*REQUIREMENTS:*
Reproduce the whole listing, character for character.

— Begin —

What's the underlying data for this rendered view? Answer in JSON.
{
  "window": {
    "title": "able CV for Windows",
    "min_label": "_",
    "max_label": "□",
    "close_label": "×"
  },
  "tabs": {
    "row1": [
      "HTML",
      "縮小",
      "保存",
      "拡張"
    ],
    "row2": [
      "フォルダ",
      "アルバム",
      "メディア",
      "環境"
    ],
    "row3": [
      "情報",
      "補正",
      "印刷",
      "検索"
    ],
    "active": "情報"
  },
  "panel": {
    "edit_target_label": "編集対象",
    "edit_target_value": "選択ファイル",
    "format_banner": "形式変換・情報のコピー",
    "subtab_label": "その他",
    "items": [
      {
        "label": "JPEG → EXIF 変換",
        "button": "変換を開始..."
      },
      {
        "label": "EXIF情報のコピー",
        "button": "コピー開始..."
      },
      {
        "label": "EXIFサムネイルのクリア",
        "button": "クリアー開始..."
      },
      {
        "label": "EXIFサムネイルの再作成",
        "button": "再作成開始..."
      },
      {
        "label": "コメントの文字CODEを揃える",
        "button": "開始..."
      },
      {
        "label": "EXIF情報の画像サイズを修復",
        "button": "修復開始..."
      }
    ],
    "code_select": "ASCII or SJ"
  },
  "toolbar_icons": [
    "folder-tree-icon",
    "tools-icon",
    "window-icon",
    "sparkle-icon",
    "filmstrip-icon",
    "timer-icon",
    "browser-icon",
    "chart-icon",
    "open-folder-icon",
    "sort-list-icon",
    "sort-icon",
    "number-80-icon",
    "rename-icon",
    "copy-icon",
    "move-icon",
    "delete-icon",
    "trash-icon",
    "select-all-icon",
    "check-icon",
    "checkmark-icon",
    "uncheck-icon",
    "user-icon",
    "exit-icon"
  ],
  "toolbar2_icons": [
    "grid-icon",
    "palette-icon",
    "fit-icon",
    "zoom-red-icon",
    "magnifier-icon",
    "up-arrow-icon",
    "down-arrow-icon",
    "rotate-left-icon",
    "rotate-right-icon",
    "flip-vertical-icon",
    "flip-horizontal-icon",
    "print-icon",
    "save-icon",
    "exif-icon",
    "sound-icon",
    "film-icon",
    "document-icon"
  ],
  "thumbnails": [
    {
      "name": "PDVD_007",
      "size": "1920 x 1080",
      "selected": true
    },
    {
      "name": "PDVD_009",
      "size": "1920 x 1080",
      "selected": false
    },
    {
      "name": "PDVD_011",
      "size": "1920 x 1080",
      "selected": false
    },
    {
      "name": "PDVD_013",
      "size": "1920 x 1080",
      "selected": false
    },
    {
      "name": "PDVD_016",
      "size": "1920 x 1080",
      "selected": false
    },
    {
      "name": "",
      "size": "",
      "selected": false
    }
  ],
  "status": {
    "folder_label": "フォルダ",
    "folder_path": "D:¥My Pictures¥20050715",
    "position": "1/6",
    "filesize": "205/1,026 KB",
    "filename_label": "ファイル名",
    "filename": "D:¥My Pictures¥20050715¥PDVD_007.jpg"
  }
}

— End —

*TASK RESULT:*
What's the underlying data for this rendered view? Answer in JSON.
{
  "window": {
    "title": "able CV for Windows",
    "min_label": "_",
    "max_label": "□",
    "close_label": "×"
  },
  "tabs": {
    "row1": [
      "HTML",
      "縮小",
      "保存",
      "拡張"
    ],
    "row2": [
      "フォルダ",
      "アルバム",
      "メディア",
      "環境"
    ],
    "row3": [
      "情報",
      "補正",
      "印刷",
      "検索"
    ],
    "active": "情報"
  },
  "panel": {
    "edit_target_label": "編集対象",
    "edit_target_value": "選択ファイル",
    "format_banner": "形式変換・情報のコピー",
    "subtab_label": "その他",
    "items": [
      {
        "label": "JPEG → EXIF 変換",
        "button": "変換を開始..."
      },
      {
        "label": "EXIF情報のコピー",
        "button": "コピー開始..."
      },
      {
        "label": "EXIFサムネイルのクリア",
        "button": "クリアー開始..."
      },
      {
        "label": "EXIFサムネイルの再作成",
        "button": "再作成開始..."
      },
      {
        "label": "コメントの文字CODEを揃える",
        "button": "開始..."
      },
      {
        "label": "EXIF情報の画像サイズを修復",
        "button": "修復開始..."
      }
    ],
    "code_select": "ASCII or SJ"
  },
  "toolbar_icons": [
    "folder-tree-icon",
    "tools-icon",
    "window-icon",
    "sparkle-icon",
    "filmstrip-icon",
    "timer-icon",
    "browser-icon",
    "chart-icon",
    "open-folder-icon",
    "sort-list-icon",
    "sort-icon",
    "number-80-icon",
    "rename-icon",
    "copy-icon",
    "move-icon",
    "delete-icon",
    "trash-icon",
    "select-all-icon",
    "check-icon",
    "checkmark-icon",
    "uncheck-icon",
    "user-icon",
    "exit-icon"
  ],
  "toolbar2_icons": [
    "grid-icon",
    "palette-icon",
    "fit-icon",
    "zoom-red-icon",
    "magnifier-icon",
    "up-arrow-icon",
    "down-arrow-icon",
    "rotate-left-icon",
    "rotate-right-icon",
    "flip-vertical-icon",
    "flip-horizontal-icon",
    "print-icon",
    "save-icon",
    "exif-icon",
    "sound-icon",
    "film-icon",
    "document-icon"
  ],
  "thumbnails": [
    {
      "name": "PDVD_007",
      "size": "1920 x 1080",
      "selected": true
    },
    {
      "name": "PDVD_009",
      "size": "1920 x 1080",
      "selected": false
    },
    {
      "name": "PDVD_011",
      "size": "1920 x 1080",
      "selected": false
    },
    {
      "name": "PDVD_013",
      "size": "1920 x 1080",
      "selected": false
    },
    {
      "name": "PDVD_016",
      "size": "1920 x 1080",
      "selected": false
    },
    {
      "name": "",
      "size": "",
      "selected": false
    }
  ],
  "status": {
    "folder_label": "フォルダ",
    "folder_path": "D:¥My Pictures¥20050715",
    "position": "1/6",
    "filesize": "205/1,026 KB",
    "filename_label": "ファイル名",
    "filename": "D:¥My Pictures¥20050715¥PDVD_007.jpg"
  }
}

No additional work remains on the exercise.